[Problem requirements]: Find and copy each line of the records where the string "Nuclear" shows up.

=== Records supplied ===

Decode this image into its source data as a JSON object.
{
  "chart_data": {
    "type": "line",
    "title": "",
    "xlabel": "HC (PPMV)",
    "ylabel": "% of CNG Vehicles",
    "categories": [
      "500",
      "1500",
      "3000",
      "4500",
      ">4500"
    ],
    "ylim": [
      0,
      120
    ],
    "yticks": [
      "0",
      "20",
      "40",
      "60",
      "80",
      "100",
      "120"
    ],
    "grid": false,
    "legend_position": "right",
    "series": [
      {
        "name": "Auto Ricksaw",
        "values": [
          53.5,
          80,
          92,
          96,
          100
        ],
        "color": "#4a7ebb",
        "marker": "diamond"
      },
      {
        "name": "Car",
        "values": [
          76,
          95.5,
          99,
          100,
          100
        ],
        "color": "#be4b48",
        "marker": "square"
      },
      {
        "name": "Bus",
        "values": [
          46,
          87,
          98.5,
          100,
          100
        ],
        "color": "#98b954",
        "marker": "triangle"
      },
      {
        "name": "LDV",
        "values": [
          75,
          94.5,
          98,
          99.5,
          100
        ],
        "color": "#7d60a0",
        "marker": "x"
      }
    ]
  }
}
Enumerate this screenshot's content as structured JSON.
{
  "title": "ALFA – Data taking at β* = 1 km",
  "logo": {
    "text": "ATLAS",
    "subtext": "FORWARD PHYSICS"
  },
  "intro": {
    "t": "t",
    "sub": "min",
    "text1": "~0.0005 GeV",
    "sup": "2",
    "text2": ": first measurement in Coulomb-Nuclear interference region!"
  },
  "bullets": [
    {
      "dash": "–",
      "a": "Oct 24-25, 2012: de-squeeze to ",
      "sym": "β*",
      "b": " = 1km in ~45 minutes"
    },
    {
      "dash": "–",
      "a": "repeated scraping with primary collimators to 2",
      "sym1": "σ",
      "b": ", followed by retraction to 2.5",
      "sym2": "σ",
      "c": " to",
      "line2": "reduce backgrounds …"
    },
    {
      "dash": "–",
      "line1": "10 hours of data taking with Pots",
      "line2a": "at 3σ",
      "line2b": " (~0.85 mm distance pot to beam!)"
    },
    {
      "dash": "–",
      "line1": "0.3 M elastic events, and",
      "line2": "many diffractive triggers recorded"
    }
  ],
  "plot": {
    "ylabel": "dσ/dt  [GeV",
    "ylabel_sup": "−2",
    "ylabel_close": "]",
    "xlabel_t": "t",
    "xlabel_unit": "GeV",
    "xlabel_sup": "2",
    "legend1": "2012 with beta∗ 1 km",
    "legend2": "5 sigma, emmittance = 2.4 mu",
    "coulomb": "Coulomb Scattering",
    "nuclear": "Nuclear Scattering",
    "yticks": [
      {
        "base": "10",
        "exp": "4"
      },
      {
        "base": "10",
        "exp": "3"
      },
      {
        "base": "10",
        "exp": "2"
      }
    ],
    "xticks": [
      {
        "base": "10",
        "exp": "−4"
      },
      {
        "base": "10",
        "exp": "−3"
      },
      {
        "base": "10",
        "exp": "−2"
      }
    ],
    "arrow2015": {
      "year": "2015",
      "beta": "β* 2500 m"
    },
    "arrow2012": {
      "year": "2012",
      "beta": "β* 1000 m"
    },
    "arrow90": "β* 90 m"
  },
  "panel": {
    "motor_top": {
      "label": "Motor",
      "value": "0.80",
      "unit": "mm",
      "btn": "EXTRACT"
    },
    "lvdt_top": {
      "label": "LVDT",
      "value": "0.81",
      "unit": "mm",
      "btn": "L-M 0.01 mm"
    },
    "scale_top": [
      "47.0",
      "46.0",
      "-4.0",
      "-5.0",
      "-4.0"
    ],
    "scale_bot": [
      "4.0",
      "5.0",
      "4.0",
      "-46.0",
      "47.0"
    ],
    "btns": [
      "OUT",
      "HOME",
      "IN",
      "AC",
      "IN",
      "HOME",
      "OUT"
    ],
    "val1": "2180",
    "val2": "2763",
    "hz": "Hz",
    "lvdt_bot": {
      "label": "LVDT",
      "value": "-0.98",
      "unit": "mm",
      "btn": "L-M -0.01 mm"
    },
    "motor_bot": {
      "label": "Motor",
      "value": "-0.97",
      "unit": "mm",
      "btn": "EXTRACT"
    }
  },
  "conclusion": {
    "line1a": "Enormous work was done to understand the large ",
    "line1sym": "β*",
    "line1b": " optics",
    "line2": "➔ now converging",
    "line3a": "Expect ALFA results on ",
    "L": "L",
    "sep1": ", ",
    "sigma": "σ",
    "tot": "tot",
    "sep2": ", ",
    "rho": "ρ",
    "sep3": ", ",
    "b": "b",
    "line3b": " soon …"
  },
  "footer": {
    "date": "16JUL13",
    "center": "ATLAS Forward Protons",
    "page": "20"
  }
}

===

[Response to this exercise]:
    "text2": ": first measurement in Coulomb-Nuclear interference region!"
    "nuclear": "Nuclear Scattering",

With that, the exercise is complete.